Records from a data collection
- - - - - - -
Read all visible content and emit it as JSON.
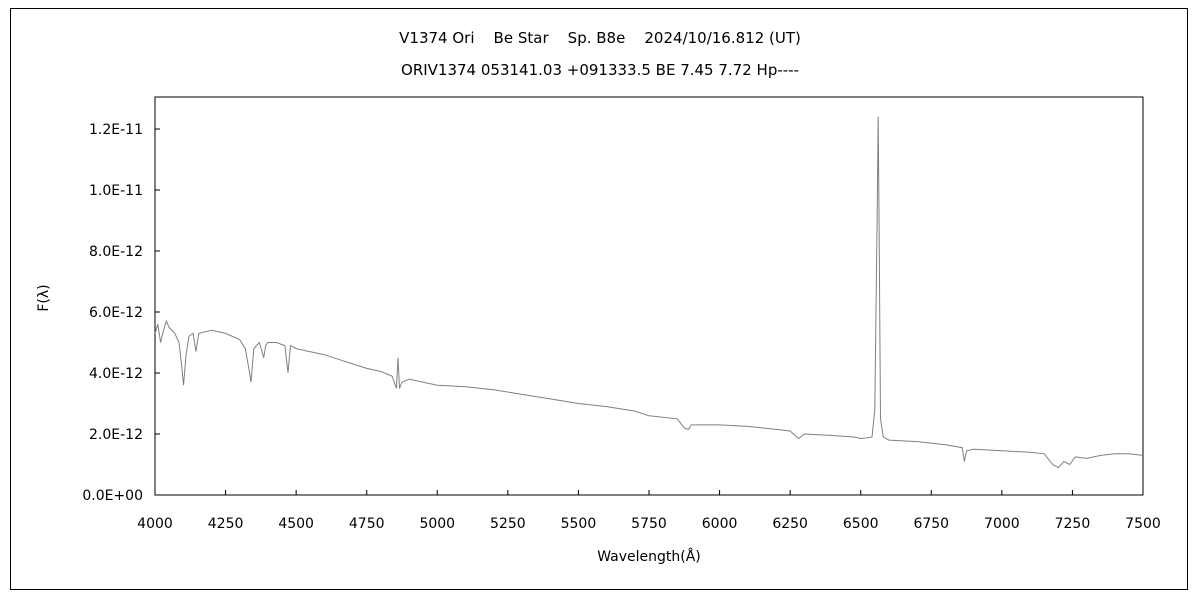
{
  "chart_data": {
    "type": "line",
    "title": "V1374 Ori    Be Star    Sp. B8e    2024/10/16.812 (UT)",
    "subtitle": "ORIV1374 053141.03 +091333.5 BE 7.45 7.72 Hp----",
    "xlabel": "Wavelength(Å)",
    "ylabel": "F(λ)",
    "xlim": [
      4000,
      7500
    ],
    "ylim": [
      0,
      1.305e-11
    ],
    "x_ticks": [
      4000,
      4250,
      4500,
      4750,
      5000,
      5250,
      5500,
      5750,
      6000,
      6250,
      6500,
      6750,
      7000,
      7250,
      7500
    ],
    "x_tick_labels": [
      "4000",
      "4250",
      "4500",
      "4750",
      "5000",
      "5250",
      "5500",
      "5750",
      "6000",
      "6250",
      "6500",
      "6750",
      "7000",
      "7250",
      "7500"
    ],
    "y_ticks": [
      0,
      2e-12,
      4e-12,
      6e-12,
      8e-12,
      1e-11,
      1.2e-11
    ],
    "y_tick_labels": [
      "0.0E+00",
      "2.0E-12",
      "4.0E-12",
      "6.0E-12",
      "8.0E-12",
      "1.0E-11",
      "1.2E-11"
    ],
    "grid": false,
    "series_color": "#808080",
    "series": [
      {
        "name": "spectrum",
        "y_scale": 1e-12,
        "points": [
          [
            4000,
            5.3
          ],
          [
            4010,
            5.6
          ],
          [
            4020,
            5.0
          ],
          [
            4030,
            5.4
          ],
          [
            4040,
            5.7
          ],
          [
            4050,
            5.5
          ],
          [
            4070,
            5.3
          ],
          [
            4085,
            5.0
          ],
          [
            4095,
            4.2
          ],
          [
            4101,
            3.6
          ],
          [
            4110,
            4.6
          ],
          [
            4120,
            5.2
          ],
          [
            4135,
            5.3
          ],
          [
            4145,
            4.7
          ],
          [
            4155,
            5.3
          ],
          [
            4200,
            5.4
          ],
          [
            4250,
            5.3
          ],
          [
            4300,
            5.1
          ],
          [
            4320,
            4.8
          ],
          [
            4335,
            4.0
          ],
          [
            4340,
            3.7
          ],
          [
            4350,
            4.8
          ],
          [
            4370,
            5.0
          ],
          [
            4385,
            4.5
          ],
          [
            4392,
            4.9
          ],
          [
            4400,
            5.0
          ],
          [
            4430,
            5.0
          ],
          [
            4460,
            4.9
          ],
          [
            4471,
            4.0
          ],
          [
            4480,
            4.9
          ],
          [
            4500,
            4.8
          ],
          [
            4550,
            4.7
          ],
          [
            4600,
            4.6
          ],
          [
            4650,
            4.45
          ],
          [
            4700,
            4.3
          ],
          [
            4750,
            4.15
          ],
          [
            4800,
            4.05
          ],
          [
            4840,
            3.9
          ],
          [
            4855,
            3.5
          ],
          [
            4861,
            4.5
          ],
          [
            4866,
            3.5
          ],
          [
            4875,
            3.7
          ],
          [
            4900,
            3.8
          ],
          [
            4950,
            3.7
          ],
          [
            5000,
            3.6
          ],
          [
            5100,
            3.55
          ],
          [
            5200,
            3.45
          ],
          [
            5300,
            3.3
          ],
          [
            5400,
            3.15
          ],
          [
            5500,
            3.0
          ],
          [
            5600,
            2.9
          ],
          [
            5700,
            2.75
          ],
          [
            5750,
            2.6
          ],
          [
            5850,
            2.5
          ],
          [
            5875,
            2.2
          ],
          [
            5890,
            2.15
          ],
          [
            5900,
            2.3
          ],
          [
            5950,
            2.3
          ],
          [
            6000,
            2.3
          ],
          [
            6100,
            2.25
          ],
          [
            6200,
            2.15
          ],
          [
            6250,
            2.1
          ],
          [
            6280,
            1.85
          ],
          [
            6300,
            2.0
          ],
          [
            6400,
            1.95
          ],
          [
            6480,
            1.9
          ],
          [
            6500,
            1.85
          ],
          [
            6540,
            1.9
          ],
          [
            6550,
            2.8
          ],
          [
            6558,
            9.0
          ],
          [
            6562,
            12.4
          ],
          [
            6566,
            8.0
          ],
          [
            6570,
            2.5
          ],
          [
            6580,
            1.9
          ],
          [
            6600,
            1.8
          ],
          [
            6700,
            1.75
          ],
          [
            6800,
            1.65
          ],
          [
            6860,
            1.55
          ],
          [
            6867,
            1.1
          ],
          [
            6875,
            1.45
          ],
          [
            6900,
            1.5
          ],
          [
            7000,
            1.45
          ],
          [
            7100,
            1.4
          ],
          [
            7150,
            1.35
          ],
          [
            7180,
            1.0
          ],
          [
            7200,
            0.9
          ],
          [
            7220,
            1.1
          ],
          [
            7240,
            1.0
          ],
          [
            7260,
            1.25
          ],
          [
            7300,
            1.2
          ],
          [
            7350,
            1.3
          ],
          [
            7400,
            1.35
          ],
          [
            7450,
            1.35
          ],
          [
            7500,
            1.3
          ]
        ]
      }
    ]
  }
}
- - - - - - -
Write out all the entries exactly, except for the pictures.

- [Result below]:
Read all visible content and emit it as JSON.
{
  "chart_data": {
    "type": "line",
    "title": "V1374 Ori    Be Star    Sp. B8e    2024/10/16.812 (UT)",
    "subtitle": "ORIV1374 053141.03 +091333.5 BE 7.45 7.72 Hp----",
    "xlabel": "Wavelength(Å)",
    "ylabel": "F(λ)",
    "xlim": [
      4000,
      7500
    ],
    "ylim": [
      0,
      1.305e-11
    ],
    "x_ticks": [
      4000,
      4250,
      4500,
      4750,
      5000,
      5250,
      5500,
      5750,
      6000,
      6250,
      6500,
      6750,
      7000,
      7250,
      7500
    ],
    "x_tick_labels": [
      "4000",
      "4250",
      "4500",
      "4750",
      "5000",
      "5250",
      "5500",
      "5750",
      "6000",
      "6250",
      "6500",
      "6750",
      "7000",
      "7250",
      "7500"
    ],
    "y_ticks": [
      0,
      2e-12,
      4e-12,
      6e-12,
      8e-12,
      1e-11,
      1.2e-11
    ],
    "y_tick_labels": [
      "0.0E+00",
      "2.0E-12",
      "4.0E-12",
      "6.0E-12",
      "8.0E-12",
      "1.0E-11",
      "1.2E-11"
    ],
    "grid": false,
    "series_color": "#808080",
    "series": [
      {
        "name": "spectrum",
        "y_scale": 1e-12,
        "points": [
          [
            4000,
            5.3
          ],
          [
            4010,
            5.6
          ],
          [
            4020,
            5.0
          ],
          [
            4030,
            5.4
          ],
          [
            4040,
            5.7
          ],
          [
            4050,
            5.5
          ],
          [
            4070,
            5.3
          ],
          [
            4085,
            5.0
          ],
          [
            4095,
            4.2
          ],
          [
            4101,
            3.6
          ],
          [
            4110,
            4.6
          ],
          [
            4120,
            5.2
          ],
          [
            4135,
            5.3
          ],
          [
            4145,
            4.7
          ],
          [
            4155,
            5.3
          ],
          [
            4200,
            5.4
          ],
          [
            4250,
            5.3
          ],
          [
            4300,
            5.1
          ],
          [
            4320,
            4.8
          ],
          [
            4335,
            4.0
          ],
          [
            4340,
            3.7
          ],
          [
            4350,
            4.8
          ],
          [
            4370,
            5.0
          ],
          [
            4385,
            4.5
          ],
          [
            4392,
            4.9
          ],
          [
            4400,
            5.0
          ],
          [
            4430,
            5.0
          ],
          [
            4460,
            4.9
          ],
          [
            4471,
            4.0
          ],
          [
            4480,
            4.9
          ],
          [
            4500,
            4.8
          ],
          [
            4550,
            4.7
          ],
          [
            4600,
            4.6
          ],
          [
            4650,
            4.45
          ],
          [
            4700,
            4.3
          ],
          [
            4750,
            4.15
          ],
          [
            4800,
            4.05
          ],
          [
            4840,
            3.9
          ],
          [
            4855,
            3.5
          ],
          [
            4861,
            4.5
          ],
          [
            4866,
            3.5
          ],
          [
            4875,
            3.7
          ],
          [
            4900,
            3.8
          ],
          [
            4950,
            3.7
          ],
          [
            5000,
            3.6
          ],
          [
            5100,
            3.55
          ],
          [
            5200,
            3.45
          ],
          [
            5300,
            3.3
          ],
          [
            5400,
            3.15
          ],
          [
            5500,
            3.0
          ],
          [
            5600,
            2.9
          ],
          [
            5700,
            2.75
          ],
          [
            5750,
            2.6
          ],
          [
            5850,
            2.5
          ],
          [
            5875,
            2.2
          ],
          [
            5890,
            2.15
          ],
          [
            5900,
            2.3
          ],
          [
            5950,
            2.3
          ],
          [
            6000,
            2.3
          ],
          [
            6100,
            2.25
          ],
          [
            6200,
            2.15
          ],
          [
            6250,
            2.1
          ],
          [
            6280,
            1.85
          ],
          [
            6300,
            2.0
          ],
          [
            6400,
            1.95
          ],
          [
            6480,
            1.9
          ],
          [
            6500,
            1.85
          ],
          [
            6540,
            1.9
          ],
          [
            6550,
            2.8
          ],
          [
            6558,
            9.0
          ],
          [
            6562,
            12.4
          ],
          [
            6566,
            8.0
          ],
          [
            6570,
            2.5
          ],
          [
            6580,
            1.9
          ],
          [
            6600,
            1.8
          ],
          [
            6700,
            1.75
          ],
          [
            6800,
            1.65
          ],
          [
            6860,
            1.55
          ],
          [
            6867,
            1.1
          ],
          [
            6875,
            1.45
          ],
          [
            6900,
            1.5
          ],
          [
            7000,
            1.45
          ],
          [
            7100,
            1.4
          ],
          [
            7150,
            1.35
          ],
          [
            7180,
            1.0
          ],
          [
            7200,
            0.9
          ],
          [
            7220,
            1.1
          ],
          [
            7240,
            1.0
          ],
          [
            7260,
            1.25
          ],
          [
            7300,
            1.2
          ],
          [
            7350,
            1.3
          ],
          [
            7400,
            1.35
          ],
          [
            7450,
            1.35
          ],
          [
            7500,
            1.3
          ]
        ]
      }
    ]
  }
}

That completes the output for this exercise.